● **DIRECTIONS FOR THIS TASK**
Give only the count of lines containing "SOLIGO".

________

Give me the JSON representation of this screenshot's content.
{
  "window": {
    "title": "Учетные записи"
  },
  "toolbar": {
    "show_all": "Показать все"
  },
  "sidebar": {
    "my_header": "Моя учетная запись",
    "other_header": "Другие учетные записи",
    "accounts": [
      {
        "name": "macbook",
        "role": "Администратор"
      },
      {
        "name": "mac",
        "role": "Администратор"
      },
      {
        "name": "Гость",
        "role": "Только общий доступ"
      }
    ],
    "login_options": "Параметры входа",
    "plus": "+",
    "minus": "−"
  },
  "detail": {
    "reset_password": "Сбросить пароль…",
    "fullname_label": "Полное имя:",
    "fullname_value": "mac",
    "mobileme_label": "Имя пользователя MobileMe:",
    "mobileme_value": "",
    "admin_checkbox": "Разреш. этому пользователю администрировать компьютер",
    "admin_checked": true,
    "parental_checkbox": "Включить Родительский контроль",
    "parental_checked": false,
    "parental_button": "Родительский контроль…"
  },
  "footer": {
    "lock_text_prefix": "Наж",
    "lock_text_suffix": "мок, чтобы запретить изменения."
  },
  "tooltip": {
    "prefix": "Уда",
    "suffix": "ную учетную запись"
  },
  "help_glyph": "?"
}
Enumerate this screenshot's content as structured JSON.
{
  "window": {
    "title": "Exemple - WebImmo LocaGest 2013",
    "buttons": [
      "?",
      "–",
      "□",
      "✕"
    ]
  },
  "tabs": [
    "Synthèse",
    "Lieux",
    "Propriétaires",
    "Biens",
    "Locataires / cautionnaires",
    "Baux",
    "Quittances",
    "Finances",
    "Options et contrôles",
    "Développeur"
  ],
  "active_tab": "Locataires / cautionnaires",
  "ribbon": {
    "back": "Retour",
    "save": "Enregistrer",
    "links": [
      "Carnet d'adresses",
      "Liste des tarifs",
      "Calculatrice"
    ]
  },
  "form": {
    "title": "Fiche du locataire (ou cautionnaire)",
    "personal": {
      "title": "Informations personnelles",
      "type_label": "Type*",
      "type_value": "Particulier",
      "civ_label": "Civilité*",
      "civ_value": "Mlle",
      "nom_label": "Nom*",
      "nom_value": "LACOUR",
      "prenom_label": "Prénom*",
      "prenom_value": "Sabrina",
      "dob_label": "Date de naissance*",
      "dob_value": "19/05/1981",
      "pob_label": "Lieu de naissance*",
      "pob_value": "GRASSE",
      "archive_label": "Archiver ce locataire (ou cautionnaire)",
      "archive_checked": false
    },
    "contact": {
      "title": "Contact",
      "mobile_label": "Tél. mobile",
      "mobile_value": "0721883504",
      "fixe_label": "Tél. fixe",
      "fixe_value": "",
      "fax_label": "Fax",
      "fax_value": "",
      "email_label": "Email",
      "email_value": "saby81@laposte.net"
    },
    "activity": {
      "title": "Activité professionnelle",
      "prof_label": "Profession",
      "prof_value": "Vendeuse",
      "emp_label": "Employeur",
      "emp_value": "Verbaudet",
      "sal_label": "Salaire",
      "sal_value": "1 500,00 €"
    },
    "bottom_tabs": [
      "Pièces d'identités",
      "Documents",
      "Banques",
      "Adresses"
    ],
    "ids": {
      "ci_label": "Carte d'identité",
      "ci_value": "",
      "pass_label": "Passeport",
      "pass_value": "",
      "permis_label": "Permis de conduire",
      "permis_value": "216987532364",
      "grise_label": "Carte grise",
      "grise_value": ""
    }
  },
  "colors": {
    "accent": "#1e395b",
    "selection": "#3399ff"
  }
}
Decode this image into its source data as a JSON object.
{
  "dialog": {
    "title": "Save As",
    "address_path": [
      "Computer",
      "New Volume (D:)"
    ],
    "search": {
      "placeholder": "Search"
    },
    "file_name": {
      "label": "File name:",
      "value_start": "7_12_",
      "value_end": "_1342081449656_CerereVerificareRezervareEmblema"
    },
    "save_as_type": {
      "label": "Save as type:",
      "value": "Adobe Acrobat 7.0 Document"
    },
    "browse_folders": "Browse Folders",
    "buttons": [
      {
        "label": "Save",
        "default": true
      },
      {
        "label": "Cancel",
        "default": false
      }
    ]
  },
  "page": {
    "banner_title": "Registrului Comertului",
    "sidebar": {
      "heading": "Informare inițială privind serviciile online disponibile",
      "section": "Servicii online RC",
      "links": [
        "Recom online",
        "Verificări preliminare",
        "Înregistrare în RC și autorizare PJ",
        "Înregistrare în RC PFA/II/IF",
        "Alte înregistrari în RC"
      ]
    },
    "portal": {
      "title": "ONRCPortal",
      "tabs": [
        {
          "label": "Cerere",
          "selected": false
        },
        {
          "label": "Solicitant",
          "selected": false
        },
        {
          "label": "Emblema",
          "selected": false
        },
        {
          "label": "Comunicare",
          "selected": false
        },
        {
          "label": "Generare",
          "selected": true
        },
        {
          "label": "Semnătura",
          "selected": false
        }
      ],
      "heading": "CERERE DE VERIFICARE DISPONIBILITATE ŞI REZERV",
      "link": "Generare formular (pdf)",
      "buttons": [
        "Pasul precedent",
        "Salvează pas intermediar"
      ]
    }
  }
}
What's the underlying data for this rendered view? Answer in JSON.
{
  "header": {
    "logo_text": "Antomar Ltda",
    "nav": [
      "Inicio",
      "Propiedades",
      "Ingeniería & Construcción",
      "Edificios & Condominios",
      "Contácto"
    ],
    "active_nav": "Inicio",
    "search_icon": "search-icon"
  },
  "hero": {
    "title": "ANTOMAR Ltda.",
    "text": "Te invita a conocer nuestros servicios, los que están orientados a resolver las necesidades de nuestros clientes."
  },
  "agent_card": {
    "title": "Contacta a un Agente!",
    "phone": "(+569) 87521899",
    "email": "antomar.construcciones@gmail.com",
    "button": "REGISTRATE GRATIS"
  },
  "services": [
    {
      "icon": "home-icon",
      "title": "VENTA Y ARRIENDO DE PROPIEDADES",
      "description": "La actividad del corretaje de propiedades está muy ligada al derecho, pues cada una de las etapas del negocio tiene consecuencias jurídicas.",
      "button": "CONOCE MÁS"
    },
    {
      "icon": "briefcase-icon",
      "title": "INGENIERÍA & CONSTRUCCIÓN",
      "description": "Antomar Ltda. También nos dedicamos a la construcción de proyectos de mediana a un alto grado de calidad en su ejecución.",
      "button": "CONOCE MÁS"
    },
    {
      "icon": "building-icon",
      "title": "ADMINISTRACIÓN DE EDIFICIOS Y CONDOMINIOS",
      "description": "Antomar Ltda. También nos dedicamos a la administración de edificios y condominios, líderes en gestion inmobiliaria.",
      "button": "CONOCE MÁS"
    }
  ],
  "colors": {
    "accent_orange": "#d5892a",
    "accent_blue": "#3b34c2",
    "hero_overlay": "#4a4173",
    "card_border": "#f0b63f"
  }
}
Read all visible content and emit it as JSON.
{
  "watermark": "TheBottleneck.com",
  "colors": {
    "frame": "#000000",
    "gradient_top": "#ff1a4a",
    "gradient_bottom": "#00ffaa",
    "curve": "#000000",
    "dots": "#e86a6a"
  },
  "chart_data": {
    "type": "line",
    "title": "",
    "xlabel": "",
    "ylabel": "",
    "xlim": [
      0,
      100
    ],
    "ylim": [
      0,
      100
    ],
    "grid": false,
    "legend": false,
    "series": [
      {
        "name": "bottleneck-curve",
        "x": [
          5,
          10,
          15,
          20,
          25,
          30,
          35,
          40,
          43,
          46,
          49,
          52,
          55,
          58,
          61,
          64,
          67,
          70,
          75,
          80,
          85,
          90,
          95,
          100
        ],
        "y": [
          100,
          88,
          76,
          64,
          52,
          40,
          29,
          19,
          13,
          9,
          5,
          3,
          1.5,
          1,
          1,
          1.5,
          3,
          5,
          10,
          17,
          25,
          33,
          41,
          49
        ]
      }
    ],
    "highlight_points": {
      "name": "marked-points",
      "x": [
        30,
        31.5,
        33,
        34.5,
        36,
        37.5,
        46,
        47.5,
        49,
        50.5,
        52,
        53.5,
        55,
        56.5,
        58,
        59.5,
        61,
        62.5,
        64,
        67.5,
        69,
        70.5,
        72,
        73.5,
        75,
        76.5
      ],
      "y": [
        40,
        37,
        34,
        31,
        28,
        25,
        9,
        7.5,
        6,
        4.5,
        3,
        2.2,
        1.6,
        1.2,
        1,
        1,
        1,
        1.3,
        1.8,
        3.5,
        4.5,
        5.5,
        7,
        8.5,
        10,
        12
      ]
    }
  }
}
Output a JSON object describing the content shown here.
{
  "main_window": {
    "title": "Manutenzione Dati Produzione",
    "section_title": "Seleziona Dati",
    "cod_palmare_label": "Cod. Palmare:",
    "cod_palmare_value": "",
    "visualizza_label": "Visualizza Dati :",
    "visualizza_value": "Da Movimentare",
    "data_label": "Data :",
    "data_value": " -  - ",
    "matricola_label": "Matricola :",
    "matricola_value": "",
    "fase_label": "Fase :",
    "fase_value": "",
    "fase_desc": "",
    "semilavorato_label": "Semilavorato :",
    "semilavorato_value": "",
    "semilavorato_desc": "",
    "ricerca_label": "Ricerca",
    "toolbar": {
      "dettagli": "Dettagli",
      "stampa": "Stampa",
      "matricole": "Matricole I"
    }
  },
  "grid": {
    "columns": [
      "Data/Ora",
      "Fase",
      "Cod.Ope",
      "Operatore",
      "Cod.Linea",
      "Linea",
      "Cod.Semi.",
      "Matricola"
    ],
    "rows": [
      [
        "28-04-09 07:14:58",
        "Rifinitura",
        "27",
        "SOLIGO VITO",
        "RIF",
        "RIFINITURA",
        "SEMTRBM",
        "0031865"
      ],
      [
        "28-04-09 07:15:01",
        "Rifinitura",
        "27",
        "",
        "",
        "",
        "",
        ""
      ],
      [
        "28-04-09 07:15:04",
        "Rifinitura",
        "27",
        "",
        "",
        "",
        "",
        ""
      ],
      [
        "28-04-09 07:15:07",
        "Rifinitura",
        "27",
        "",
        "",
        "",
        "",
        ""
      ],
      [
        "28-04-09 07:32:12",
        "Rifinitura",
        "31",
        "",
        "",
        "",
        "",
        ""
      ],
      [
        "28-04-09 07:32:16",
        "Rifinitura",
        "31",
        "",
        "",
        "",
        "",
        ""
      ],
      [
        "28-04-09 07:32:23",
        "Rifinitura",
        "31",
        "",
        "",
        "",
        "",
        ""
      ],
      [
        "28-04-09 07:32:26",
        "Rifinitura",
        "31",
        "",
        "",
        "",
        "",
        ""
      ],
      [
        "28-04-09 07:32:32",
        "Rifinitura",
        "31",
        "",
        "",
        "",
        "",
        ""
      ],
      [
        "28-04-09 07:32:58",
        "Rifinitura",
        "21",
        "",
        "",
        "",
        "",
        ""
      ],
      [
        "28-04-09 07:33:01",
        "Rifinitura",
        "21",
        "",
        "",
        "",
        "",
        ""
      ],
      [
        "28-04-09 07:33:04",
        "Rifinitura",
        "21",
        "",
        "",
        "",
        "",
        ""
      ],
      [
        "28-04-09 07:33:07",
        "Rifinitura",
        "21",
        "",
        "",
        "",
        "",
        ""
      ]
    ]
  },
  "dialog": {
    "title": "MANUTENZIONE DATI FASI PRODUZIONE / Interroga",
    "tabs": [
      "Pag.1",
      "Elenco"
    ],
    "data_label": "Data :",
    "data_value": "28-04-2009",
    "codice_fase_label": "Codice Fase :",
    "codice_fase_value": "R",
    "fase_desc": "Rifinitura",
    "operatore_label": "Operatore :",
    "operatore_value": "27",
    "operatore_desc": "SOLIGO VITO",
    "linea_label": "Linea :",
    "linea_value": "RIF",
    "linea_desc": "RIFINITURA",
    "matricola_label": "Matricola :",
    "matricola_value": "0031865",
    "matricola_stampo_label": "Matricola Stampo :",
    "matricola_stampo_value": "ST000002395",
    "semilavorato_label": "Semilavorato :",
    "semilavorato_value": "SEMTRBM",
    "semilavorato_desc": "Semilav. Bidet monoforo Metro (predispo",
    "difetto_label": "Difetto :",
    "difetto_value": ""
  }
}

________

● **ANSWER IN FULL**
2